▶ _Work instructions_: Check each line of the listing for the word "principale" and report how many lines contain it, giving nothing but the number.

▶ _Material_:
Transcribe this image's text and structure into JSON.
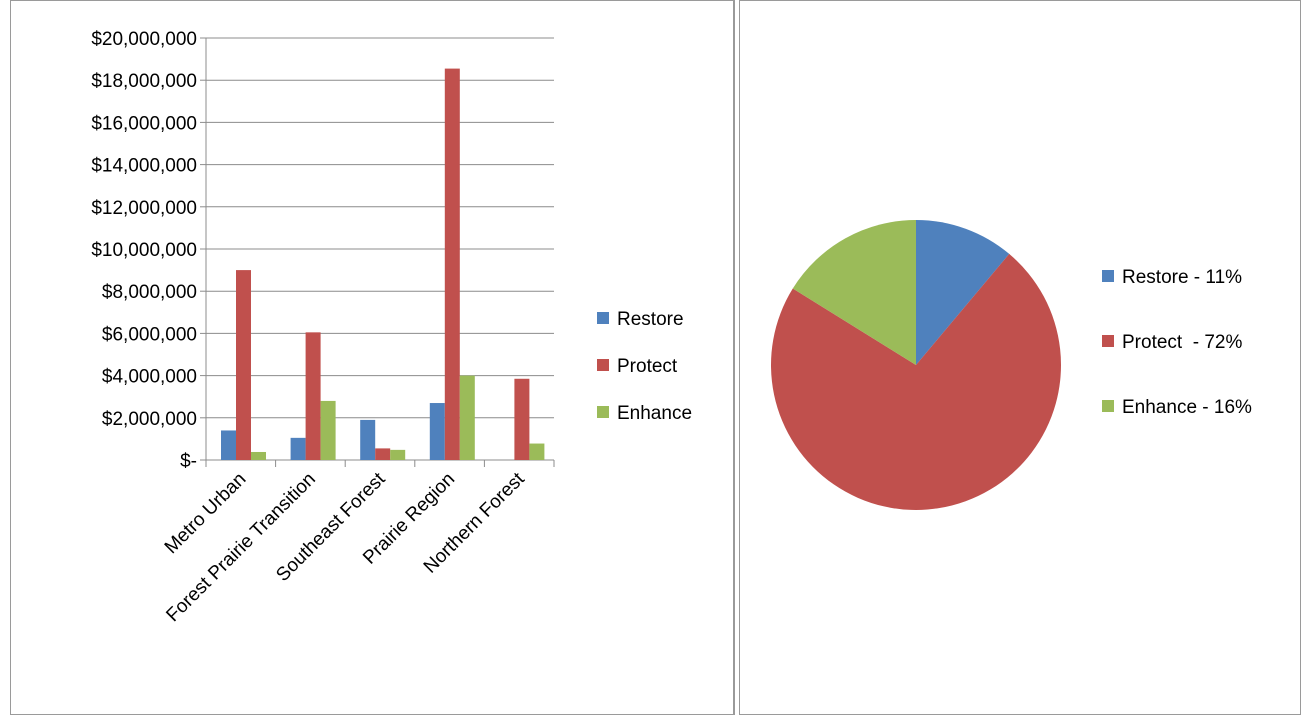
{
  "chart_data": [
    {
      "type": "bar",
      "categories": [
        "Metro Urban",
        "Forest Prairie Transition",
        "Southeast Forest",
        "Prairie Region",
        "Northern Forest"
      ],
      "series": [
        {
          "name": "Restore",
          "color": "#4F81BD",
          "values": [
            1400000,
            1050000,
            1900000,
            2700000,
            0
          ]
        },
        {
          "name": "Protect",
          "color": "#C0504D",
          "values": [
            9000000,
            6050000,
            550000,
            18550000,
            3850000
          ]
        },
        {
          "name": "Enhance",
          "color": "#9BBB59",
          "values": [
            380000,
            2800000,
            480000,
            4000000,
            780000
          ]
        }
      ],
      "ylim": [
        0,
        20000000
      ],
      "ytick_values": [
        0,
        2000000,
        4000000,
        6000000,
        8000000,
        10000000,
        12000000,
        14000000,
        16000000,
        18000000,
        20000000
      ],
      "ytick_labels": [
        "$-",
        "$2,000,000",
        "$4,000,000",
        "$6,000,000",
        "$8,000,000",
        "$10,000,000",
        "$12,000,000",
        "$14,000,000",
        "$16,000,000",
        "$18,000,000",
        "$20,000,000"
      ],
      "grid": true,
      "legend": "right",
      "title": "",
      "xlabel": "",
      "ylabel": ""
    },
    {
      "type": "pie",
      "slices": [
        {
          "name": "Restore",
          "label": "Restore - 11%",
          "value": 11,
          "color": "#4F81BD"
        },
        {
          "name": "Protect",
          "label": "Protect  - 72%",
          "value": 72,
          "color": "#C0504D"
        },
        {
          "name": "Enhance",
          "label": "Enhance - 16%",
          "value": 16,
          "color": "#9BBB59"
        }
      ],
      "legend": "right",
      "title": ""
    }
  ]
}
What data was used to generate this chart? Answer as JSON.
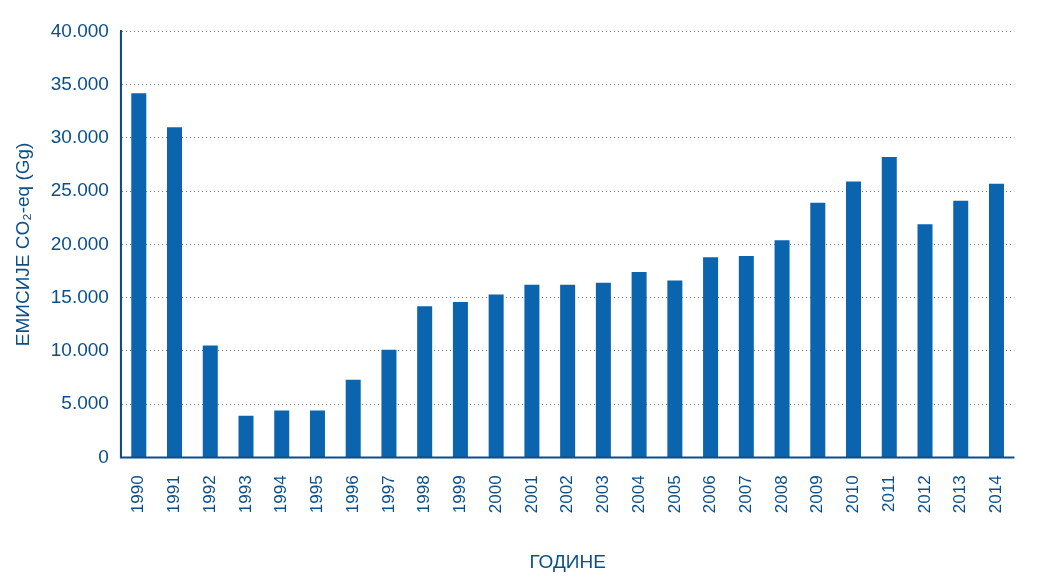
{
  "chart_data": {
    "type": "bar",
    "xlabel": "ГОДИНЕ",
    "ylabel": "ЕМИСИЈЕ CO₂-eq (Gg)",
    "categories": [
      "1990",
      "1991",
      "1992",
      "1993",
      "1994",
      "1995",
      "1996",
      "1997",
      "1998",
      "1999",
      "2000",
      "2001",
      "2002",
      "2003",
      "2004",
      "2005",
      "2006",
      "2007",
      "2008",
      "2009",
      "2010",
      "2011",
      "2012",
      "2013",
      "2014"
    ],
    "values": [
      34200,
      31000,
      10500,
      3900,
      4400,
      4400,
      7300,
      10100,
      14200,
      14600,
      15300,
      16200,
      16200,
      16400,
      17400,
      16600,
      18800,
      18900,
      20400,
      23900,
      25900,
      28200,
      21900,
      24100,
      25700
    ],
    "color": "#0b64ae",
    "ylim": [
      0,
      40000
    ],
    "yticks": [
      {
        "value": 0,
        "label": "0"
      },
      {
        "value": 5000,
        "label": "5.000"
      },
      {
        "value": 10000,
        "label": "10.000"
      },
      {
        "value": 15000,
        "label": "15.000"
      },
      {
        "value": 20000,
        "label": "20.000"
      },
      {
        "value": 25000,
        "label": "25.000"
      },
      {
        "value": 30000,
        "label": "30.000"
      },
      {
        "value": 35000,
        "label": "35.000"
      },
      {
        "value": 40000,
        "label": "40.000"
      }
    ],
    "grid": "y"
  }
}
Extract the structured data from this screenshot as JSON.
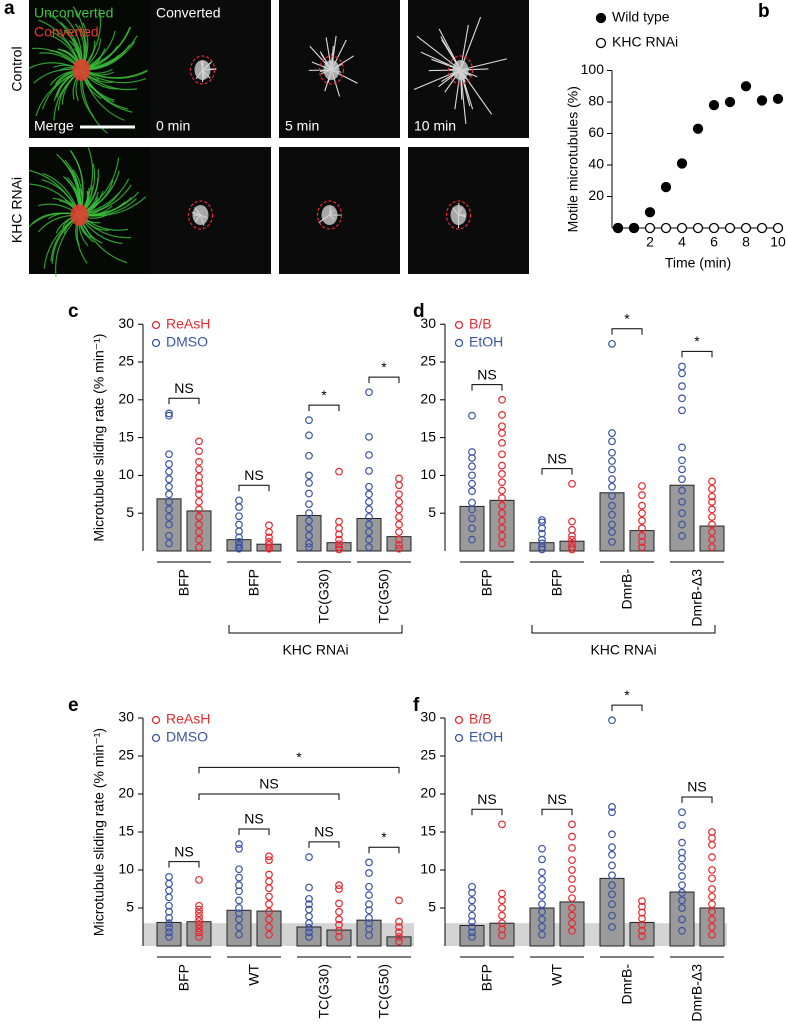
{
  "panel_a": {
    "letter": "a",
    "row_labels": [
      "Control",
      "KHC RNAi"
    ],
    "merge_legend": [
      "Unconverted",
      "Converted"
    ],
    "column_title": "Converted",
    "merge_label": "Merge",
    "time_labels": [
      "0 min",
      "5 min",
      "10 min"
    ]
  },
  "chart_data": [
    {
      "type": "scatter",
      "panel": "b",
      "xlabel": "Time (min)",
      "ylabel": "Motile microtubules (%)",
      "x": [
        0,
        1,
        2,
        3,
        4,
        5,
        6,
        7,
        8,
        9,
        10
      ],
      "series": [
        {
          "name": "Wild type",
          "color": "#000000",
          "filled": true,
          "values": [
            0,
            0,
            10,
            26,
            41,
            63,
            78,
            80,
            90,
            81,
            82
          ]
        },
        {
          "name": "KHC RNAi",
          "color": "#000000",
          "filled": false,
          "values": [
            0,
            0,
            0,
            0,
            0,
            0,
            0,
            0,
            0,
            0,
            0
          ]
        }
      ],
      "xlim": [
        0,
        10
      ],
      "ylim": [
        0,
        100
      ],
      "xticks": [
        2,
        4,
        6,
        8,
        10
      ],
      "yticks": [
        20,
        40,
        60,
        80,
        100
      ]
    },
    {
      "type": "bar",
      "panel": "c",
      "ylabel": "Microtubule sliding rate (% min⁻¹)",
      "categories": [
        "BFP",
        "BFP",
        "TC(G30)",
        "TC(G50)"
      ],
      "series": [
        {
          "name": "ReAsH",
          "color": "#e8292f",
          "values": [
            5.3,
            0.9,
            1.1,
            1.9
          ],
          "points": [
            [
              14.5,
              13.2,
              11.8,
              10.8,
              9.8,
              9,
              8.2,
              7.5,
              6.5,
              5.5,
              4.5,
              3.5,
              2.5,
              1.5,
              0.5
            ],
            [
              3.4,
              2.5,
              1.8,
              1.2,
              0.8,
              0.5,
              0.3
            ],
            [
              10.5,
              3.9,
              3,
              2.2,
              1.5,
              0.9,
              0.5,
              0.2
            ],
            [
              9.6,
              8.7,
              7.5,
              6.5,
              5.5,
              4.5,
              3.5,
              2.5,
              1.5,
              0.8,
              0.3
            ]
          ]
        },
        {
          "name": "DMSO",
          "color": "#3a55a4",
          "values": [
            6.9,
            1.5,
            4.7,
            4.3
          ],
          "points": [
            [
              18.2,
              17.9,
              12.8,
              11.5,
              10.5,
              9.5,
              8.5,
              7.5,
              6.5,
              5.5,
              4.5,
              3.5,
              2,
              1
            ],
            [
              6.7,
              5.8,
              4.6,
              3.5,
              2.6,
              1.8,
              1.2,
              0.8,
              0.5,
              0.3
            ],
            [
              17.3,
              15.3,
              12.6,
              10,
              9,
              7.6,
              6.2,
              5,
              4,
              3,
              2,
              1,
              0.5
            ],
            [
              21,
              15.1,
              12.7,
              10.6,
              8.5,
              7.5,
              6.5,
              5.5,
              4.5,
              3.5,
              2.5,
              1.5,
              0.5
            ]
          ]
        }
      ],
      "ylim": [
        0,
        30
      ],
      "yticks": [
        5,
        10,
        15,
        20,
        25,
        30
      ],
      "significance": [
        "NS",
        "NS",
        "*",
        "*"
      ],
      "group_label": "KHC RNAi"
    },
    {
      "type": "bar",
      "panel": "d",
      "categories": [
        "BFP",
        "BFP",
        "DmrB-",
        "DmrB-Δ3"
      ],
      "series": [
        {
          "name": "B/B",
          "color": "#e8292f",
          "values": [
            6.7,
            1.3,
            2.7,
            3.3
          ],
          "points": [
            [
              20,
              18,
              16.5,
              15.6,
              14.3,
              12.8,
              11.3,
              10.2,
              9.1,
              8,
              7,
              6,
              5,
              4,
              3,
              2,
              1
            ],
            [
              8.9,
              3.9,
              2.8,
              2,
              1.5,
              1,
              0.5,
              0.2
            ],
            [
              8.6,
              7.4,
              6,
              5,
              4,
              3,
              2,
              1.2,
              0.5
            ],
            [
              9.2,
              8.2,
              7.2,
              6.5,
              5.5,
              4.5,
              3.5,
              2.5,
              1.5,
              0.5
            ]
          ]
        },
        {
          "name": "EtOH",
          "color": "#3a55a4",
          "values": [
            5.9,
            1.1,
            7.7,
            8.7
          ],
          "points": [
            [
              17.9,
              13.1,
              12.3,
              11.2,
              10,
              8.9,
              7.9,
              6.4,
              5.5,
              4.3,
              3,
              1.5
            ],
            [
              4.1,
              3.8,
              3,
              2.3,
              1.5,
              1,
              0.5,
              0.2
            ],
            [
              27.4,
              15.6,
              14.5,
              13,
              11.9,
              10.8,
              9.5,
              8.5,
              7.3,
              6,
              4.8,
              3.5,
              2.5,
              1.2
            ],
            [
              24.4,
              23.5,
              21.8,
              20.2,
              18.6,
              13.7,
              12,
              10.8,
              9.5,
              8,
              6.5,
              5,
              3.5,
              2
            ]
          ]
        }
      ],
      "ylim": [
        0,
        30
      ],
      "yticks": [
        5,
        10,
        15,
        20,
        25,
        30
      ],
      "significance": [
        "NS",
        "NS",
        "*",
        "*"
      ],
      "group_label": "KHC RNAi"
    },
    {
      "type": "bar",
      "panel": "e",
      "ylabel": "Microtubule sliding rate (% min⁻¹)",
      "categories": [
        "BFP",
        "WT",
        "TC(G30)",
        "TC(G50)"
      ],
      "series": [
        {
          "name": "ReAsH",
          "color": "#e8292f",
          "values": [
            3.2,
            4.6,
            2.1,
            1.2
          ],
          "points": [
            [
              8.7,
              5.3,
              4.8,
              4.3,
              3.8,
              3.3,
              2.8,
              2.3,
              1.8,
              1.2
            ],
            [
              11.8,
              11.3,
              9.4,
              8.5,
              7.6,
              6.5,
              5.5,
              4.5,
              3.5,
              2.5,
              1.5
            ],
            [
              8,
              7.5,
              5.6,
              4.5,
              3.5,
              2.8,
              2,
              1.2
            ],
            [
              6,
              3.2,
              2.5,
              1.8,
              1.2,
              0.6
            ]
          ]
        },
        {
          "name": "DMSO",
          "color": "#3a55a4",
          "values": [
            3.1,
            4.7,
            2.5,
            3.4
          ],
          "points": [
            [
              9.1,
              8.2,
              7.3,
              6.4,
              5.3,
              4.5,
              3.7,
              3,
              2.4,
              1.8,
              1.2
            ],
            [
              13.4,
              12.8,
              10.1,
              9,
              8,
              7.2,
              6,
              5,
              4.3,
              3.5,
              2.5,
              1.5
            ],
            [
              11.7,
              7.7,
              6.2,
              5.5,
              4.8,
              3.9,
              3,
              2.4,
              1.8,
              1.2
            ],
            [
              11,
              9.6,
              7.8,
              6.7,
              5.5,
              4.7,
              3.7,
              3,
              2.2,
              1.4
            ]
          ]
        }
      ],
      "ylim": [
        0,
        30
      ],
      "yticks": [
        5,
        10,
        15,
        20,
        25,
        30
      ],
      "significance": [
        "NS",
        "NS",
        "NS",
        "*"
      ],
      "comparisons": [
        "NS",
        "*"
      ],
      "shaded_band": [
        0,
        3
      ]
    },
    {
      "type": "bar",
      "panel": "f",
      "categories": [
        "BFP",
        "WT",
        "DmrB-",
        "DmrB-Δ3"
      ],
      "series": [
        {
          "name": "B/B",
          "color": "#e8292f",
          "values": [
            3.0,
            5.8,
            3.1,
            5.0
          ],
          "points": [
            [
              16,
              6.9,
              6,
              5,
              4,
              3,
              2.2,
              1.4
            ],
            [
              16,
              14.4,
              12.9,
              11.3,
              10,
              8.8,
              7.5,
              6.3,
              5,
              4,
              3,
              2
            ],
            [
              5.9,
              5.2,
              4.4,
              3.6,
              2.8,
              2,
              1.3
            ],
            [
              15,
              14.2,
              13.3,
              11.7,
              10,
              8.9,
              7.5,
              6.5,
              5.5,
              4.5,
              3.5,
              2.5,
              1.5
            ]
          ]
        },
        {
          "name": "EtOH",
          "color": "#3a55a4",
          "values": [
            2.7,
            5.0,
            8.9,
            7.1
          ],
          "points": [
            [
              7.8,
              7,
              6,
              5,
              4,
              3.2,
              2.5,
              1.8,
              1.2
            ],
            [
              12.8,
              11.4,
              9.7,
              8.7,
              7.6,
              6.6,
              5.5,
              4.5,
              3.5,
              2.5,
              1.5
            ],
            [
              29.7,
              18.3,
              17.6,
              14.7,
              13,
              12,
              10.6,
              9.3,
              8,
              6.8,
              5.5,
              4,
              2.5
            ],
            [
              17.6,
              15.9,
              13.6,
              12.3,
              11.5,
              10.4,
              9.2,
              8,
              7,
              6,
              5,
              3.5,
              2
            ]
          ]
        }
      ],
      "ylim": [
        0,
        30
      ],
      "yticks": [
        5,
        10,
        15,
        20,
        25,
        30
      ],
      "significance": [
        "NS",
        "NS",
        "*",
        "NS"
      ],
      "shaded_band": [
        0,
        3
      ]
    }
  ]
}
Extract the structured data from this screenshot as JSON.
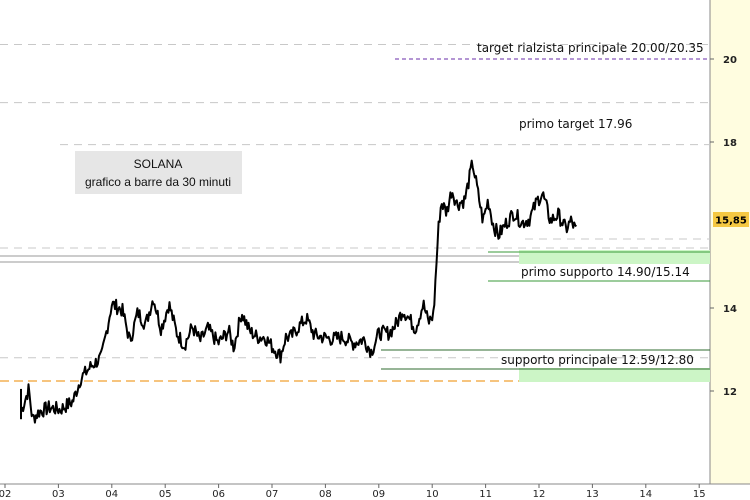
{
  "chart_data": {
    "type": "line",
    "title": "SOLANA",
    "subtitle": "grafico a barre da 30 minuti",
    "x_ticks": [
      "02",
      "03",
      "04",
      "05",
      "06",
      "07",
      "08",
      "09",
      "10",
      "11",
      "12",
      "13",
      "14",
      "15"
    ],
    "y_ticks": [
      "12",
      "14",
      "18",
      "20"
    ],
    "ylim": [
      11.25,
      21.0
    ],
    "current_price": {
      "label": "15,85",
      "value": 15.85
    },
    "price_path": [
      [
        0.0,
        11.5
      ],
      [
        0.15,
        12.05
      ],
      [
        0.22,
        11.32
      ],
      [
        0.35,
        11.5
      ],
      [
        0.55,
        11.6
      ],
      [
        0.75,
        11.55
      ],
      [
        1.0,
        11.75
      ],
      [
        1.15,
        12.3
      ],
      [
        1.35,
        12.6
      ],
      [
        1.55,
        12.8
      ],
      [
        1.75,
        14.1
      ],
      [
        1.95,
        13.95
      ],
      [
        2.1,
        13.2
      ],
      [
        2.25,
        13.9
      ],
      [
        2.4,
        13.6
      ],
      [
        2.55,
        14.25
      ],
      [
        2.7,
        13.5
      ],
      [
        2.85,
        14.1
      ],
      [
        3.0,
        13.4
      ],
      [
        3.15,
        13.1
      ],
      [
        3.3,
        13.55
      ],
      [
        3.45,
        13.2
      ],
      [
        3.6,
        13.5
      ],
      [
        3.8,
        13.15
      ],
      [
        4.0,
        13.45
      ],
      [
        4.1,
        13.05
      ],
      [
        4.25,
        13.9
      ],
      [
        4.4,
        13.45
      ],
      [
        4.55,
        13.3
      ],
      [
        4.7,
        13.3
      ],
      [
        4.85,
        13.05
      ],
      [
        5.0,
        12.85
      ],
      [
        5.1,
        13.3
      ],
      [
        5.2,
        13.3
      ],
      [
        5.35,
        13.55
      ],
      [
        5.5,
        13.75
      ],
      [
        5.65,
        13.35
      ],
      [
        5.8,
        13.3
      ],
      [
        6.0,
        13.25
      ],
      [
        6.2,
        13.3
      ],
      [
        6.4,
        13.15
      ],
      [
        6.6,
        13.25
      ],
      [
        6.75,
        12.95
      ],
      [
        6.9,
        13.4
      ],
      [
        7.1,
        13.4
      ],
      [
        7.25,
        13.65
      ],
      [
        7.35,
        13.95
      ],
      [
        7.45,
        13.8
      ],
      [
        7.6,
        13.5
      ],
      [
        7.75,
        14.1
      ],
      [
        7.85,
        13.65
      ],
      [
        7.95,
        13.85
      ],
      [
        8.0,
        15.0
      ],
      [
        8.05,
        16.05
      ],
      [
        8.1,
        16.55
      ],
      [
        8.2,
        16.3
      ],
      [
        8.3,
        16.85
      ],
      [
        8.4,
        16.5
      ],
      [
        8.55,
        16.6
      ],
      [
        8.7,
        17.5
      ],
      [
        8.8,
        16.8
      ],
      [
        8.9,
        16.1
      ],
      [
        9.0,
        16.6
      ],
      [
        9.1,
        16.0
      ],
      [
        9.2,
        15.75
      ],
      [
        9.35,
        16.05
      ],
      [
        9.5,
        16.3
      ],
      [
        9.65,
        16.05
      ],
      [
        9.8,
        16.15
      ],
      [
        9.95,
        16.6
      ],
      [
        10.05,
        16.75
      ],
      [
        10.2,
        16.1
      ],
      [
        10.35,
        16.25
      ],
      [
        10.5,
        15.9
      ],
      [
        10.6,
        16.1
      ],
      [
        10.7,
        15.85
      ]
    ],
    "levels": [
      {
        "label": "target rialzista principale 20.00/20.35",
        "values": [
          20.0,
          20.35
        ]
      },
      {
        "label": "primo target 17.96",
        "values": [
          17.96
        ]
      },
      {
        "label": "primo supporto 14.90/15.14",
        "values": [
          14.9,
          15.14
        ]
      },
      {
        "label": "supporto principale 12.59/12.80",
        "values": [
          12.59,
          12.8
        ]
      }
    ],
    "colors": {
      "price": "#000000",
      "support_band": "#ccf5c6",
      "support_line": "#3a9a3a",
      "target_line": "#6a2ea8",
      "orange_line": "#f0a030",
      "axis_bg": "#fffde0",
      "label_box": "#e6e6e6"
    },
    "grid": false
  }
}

▶ _Complete answer_: 2